• **Work to do**: Your task is to locate every line holding the string "data" and to copy each of them.

==== Recorded information ====

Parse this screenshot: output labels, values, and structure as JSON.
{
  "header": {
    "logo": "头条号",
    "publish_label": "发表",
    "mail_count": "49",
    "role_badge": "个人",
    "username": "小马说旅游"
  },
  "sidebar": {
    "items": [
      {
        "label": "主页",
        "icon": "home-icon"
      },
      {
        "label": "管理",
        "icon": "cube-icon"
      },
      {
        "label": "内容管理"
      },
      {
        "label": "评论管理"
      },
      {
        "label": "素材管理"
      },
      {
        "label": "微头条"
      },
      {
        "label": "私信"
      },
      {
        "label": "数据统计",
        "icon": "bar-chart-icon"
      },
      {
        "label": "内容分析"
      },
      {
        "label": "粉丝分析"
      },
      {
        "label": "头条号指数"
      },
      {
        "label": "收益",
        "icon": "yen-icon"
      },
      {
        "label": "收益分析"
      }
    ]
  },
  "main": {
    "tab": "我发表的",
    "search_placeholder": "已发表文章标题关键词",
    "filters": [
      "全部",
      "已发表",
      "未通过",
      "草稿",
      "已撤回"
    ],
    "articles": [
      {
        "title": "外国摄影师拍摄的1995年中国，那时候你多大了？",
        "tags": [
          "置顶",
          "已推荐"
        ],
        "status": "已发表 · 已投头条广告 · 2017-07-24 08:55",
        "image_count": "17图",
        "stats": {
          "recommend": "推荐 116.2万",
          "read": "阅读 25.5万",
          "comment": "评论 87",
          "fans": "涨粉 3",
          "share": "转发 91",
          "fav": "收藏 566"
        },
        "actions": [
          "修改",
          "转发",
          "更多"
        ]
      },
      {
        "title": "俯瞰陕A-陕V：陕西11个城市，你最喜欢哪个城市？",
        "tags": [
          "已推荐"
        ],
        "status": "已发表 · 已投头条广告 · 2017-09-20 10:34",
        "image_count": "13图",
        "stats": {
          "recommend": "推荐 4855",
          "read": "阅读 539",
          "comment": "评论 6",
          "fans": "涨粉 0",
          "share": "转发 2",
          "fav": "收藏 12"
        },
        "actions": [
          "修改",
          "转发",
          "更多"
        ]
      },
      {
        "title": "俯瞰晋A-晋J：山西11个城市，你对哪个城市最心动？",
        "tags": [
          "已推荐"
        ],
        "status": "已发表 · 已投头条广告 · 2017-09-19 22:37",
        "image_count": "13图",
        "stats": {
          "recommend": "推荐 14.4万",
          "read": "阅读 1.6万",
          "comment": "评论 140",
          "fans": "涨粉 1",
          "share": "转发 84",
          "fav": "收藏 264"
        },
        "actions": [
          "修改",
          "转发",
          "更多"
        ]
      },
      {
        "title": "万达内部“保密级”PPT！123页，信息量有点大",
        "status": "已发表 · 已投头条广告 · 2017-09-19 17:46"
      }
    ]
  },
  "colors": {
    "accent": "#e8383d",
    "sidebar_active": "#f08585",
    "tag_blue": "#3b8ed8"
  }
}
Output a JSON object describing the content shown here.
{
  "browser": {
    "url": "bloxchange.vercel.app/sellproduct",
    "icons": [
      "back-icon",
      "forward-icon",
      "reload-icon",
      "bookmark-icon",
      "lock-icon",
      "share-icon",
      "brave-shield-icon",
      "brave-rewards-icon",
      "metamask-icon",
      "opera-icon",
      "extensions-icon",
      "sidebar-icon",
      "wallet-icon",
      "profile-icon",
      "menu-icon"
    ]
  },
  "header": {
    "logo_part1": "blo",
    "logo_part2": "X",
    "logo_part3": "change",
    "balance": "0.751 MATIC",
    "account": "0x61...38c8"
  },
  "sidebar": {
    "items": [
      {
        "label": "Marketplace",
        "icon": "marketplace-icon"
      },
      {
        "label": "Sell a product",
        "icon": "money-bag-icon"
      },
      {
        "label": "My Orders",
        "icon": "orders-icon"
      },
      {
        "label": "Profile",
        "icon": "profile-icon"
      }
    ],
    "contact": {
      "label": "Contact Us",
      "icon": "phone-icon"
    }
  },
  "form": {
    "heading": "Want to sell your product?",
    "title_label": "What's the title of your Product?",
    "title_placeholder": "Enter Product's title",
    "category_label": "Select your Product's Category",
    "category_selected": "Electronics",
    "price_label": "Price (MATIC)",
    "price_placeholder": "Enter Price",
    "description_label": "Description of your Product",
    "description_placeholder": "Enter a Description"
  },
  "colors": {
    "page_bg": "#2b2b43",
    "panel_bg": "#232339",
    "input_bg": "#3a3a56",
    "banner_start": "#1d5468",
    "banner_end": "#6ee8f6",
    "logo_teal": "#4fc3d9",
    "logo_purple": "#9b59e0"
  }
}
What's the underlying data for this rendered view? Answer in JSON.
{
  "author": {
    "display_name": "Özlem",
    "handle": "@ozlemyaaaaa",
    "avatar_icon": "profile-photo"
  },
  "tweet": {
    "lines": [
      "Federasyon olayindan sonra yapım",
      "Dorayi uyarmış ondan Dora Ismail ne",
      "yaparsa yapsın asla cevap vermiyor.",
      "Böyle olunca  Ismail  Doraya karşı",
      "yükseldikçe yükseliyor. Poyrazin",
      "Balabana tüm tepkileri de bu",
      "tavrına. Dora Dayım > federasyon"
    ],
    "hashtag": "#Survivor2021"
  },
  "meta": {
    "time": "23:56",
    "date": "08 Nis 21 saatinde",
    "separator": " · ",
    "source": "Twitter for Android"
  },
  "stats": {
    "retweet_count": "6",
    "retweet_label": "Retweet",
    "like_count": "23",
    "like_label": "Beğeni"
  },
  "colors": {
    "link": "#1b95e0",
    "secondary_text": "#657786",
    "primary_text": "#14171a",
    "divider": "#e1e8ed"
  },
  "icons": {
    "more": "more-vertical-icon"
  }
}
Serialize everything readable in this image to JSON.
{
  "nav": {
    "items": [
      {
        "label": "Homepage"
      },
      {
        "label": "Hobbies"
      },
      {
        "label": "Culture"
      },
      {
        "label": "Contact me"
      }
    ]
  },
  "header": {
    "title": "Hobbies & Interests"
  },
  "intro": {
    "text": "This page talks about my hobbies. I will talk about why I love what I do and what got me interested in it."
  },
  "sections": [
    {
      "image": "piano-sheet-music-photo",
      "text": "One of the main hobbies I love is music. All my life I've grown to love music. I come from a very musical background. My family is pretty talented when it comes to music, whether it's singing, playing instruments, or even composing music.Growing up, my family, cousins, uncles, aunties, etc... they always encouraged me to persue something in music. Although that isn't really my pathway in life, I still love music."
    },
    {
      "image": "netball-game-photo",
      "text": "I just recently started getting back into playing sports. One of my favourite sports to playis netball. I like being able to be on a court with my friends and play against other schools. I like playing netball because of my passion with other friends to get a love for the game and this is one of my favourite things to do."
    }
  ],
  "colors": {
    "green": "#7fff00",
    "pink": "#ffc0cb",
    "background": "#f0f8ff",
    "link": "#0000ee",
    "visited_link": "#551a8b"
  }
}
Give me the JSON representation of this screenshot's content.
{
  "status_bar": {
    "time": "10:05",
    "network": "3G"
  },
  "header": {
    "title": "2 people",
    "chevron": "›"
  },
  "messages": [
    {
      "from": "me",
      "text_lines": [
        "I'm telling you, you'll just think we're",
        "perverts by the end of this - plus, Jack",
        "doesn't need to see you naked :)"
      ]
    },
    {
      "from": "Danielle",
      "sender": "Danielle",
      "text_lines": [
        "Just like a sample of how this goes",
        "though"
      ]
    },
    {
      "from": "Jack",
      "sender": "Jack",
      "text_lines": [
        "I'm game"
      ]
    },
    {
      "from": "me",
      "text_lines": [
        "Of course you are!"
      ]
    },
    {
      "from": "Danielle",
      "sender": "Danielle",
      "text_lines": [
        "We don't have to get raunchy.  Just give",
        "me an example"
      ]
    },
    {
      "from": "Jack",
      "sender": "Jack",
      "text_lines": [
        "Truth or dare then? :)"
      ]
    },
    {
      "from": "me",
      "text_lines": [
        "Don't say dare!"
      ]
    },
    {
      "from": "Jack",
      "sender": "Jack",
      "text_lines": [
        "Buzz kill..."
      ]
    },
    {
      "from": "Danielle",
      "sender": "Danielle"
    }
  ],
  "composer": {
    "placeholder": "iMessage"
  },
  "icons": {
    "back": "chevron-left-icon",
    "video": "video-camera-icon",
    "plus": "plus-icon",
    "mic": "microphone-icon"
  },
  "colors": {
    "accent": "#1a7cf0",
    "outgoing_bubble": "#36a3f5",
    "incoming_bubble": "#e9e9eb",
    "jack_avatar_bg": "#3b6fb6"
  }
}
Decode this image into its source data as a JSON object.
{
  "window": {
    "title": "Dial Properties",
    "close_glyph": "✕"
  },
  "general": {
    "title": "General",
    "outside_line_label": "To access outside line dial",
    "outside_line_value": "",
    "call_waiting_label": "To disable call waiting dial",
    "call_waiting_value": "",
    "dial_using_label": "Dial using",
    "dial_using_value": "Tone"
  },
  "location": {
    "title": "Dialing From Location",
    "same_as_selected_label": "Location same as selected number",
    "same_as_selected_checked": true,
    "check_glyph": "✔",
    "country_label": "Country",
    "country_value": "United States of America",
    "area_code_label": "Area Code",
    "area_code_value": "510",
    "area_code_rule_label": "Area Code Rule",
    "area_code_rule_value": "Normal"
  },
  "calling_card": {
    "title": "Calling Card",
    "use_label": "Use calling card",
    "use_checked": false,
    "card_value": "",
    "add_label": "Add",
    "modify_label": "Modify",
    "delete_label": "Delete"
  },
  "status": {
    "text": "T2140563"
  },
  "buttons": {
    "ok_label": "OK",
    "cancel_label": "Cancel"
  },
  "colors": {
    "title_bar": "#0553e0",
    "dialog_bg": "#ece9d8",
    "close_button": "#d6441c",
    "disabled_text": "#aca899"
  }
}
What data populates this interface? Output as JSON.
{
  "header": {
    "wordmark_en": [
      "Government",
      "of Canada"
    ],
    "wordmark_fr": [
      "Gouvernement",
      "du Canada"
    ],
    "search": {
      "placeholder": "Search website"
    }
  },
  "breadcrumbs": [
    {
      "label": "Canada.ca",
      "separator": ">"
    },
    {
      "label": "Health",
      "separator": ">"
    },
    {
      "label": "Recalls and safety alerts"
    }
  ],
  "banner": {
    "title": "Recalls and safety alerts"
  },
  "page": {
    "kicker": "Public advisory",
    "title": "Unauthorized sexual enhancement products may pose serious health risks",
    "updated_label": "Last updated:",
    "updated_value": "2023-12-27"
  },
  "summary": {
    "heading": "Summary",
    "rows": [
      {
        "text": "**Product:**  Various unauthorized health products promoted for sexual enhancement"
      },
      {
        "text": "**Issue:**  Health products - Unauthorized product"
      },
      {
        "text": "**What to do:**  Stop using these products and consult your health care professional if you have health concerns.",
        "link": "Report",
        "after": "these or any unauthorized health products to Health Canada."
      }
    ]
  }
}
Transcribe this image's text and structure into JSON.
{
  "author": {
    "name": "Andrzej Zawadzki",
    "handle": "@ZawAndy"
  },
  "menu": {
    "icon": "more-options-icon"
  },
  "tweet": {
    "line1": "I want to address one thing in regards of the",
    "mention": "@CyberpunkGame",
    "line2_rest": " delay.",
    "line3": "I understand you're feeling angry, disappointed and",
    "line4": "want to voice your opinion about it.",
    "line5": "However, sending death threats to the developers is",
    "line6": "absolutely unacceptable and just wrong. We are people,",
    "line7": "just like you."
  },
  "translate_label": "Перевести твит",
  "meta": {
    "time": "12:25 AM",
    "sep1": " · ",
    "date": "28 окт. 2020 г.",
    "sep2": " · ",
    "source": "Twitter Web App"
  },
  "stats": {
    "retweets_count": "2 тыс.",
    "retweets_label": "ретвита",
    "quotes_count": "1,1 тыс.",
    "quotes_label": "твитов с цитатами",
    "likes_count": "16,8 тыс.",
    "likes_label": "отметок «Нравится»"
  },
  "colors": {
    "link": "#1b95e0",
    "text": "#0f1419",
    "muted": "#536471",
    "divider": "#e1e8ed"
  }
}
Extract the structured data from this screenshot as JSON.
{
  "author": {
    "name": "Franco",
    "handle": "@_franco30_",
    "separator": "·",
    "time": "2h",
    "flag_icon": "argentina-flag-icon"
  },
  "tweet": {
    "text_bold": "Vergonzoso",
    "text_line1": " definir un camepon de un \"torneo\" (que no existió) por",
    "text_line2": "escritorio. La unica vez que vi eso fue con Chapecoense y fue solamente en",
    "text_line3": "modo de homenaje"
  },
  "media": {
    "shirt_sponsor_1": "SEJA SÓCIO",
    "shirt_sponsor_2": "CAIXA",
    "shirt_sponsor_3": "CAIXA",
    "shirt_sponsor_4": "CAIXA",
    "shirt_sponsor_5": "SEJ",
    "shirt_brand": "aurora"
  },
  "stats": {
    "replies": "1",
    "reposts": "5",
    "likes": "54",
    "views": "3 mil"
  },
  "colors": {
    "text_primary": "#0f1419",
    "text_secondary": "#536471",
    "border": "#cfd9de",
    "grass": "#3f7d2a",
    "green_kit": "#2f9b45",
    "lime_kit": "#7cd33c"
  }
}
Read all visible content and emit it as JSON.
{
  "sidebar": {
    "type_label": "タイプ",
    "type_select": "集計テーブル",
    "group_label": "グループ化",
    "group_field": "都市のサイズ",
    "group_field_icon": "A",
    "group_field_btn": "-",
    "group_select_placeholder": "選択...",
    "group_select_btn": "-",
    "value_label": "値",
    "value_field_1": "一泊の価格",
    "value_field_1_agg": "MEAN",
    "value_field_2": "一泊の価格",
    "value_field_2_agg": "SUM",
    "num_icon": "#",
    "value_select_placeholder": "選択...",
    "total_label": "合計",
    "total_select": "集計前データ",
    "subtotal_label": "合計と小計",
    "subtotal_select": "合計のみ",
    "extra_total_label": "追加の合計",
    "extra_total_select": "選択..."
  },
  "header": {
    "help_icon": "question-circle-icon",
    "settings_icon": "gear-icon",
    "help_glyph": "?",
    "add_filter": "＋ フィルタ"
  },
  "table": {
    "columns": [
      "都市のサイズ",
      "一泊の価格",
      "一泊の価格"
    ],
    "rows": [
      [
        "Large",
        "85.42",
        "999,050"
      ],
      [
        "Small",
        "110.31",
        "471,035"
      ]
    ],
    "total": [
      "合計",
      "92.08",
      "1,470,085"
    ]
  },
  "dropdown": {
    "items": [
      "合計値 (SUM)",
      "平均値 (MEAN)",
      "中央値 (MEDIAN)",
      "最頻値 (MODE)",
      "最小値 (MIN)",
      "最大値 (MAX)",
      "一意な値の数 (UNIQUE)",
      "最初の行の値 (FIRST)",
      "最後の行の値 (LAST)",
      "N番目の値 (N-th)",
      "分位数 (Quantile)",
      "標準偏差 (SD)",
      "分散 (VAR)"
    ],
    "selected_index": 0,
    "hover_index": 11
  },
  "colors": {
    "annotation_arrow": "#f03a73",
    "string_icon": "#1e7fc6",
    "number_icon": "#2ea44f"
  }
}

====

• **Task response**:
What's the underlying data for this rendered view? Answer in JSON.
Decode this image into its source data as a JSON object.
What data populates this interface? Output as JSON.
Extract the structured data from this screenshot as JSON.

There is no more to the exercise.